TASKS TO CARRY OUT »
1) From the passage on Super Resolution, quote the text between "Compared to older" and "own, he says.", inclusive.
2) Name the kinds of Lightroom edits that the passage on Super Resolution gives as examples.

PASSAGE »
Smartphone JPEGs may also have heavier compression, making it more difficult to find all the detail in an image. Super Resolution could treat compression artifacts as image content, meaning that they’re something to preserve or make more visible, rather than clean up or fix. This is why the “cleanest possible source” will often derive the best results when using the feature, Chan says.
“The results can vary if there was more heavily detailed processing, but you may not see as much of a difference because you’re mostly noticing whatever the camera applied to the shot in the first place,” he says.
Going RAW
The differences in signal-to-noise ratio, plus the size of the pixels or photosites on a phone sensor already challenge handsets to deliver higher quality shots at higher resolutions. They add to the nuances of making JPEGs and HEIC files easier to deal with.
While RAW images from phone sensors won’t match the detail of those from cameras, they contain so much more to work with, says Chan.
“We just have a lot more freedom with RAW on a smartphone,” he says. “One of the reasons is because, with RAW, Super Resolution includes another part of the pipeline that we introduced in 2019, which was the Enhanced Details feature that really optimized the details at the pixel level when we’re interpolating from the RAW space to RGB. So, when you apply some resolution to a RAW file, you’re really getting both features in a single step, and that’s where a lot of the improved resolution and quality at the pixel level comes from.”
There is a processing caveat to how a workflow might get the best results. Chan says that using Photoshop or other tools to apply additional disruptive edits to an image, like increased sharpening or enhancing edges, may not yield much change when applying Super Resolution afterward.
“Any artifacts or things that you may get from messing around with the edges might just become more visible,” says Chan. “We still recommend that, whenever possible, if you’re ever going for quality with the intent of making the biggest output possible, start with RAW because you’re going to get cleaner edges that way. But a lot of people already have images that they’ve captured in the past that are already in JPEG format, and they can still use Super Resolution for those.”
Processing an image through Lightroom first, however, won’t cause the same potential issues because those edits are done as part of a non-destructive or parametric pipeline. In other words, running Super Resolution on an image coming from Lightroom applies some resolution to the underlying source image pixels, thereby copying and pasting edits — be they presets, clarity, color grading, temperature, etc. — on top of the resulting DNG file. Or you could run the untouched source image through Super Resolution first and add the outputted DNG file to Lightroom to edit. There’s no difference in output, either way.
Adobe is planning to add Super Resolution to Lightroom CC and Lightroom Classic, though hasn’t confirmed a release date yet, so the feature is still currently available only in Camera RAW.
Compared to older DSLR photos
Josh Haftel, Director of Product Management, Photography at Adobe, says really high ISO is often the culprit for the noise and artifacts that taint a phone image. Night and low-light modes try to remedy that through bracketed HDR capture that keeps ISO values lower, but if the process also involves sharpening and noise reduction, it can make Super Resolution’s job more difficult. HDR rendering, which is highly popular among phone manufacturers these days, doesn’t present the same challenges on its own, he says.

DATASET CONTENT »
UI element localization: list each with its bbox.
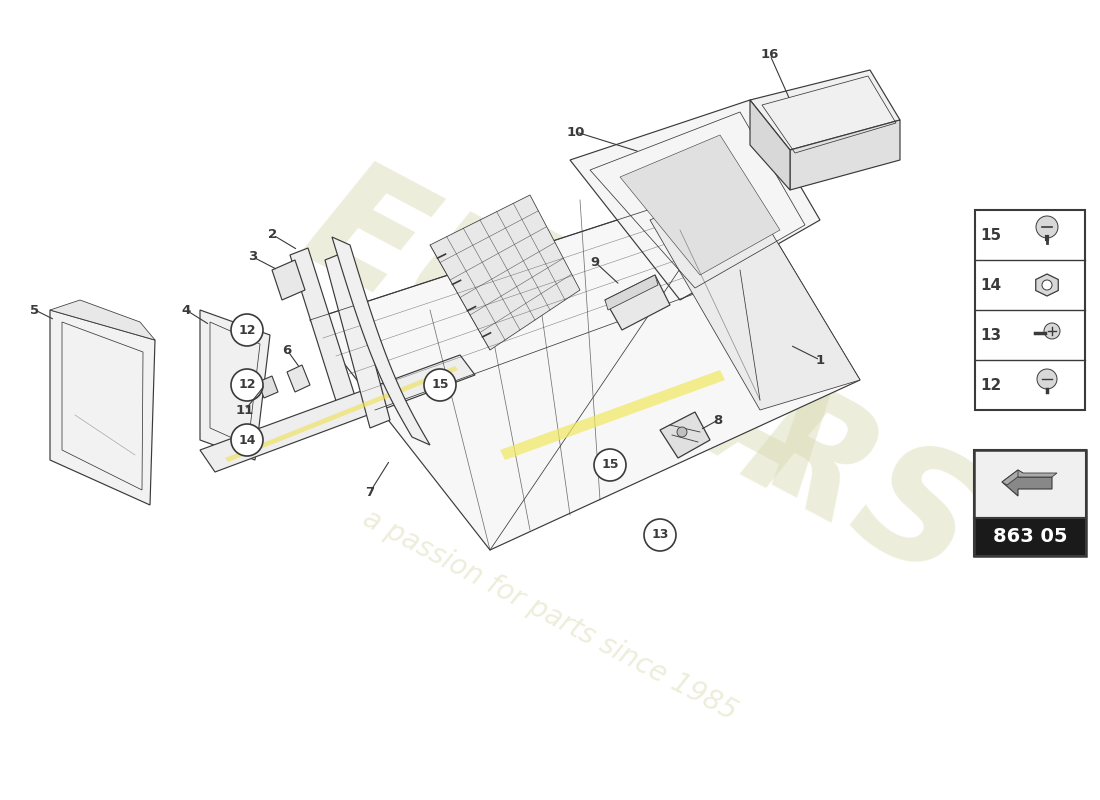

ANSWER SET »
1)
Compared to older DSLR photos
Josh Haftel, Director of Product Management, Photography at Adobe, says really high ISO is often the culprit for the noise and artifacts that taint a phone image. Night and low-light modes try to remedy that through bracketed HDR capture that keeps ISO values lower, but if the process also involves sharpening and noise reduction, it can make Super Resolution’s job more difficult. HDR rendering, which is highly popular among phone manufacturers these days, doesn’t present the same challenges on its own, he says.

2)
- presets
- clarity
- color grading
- temperature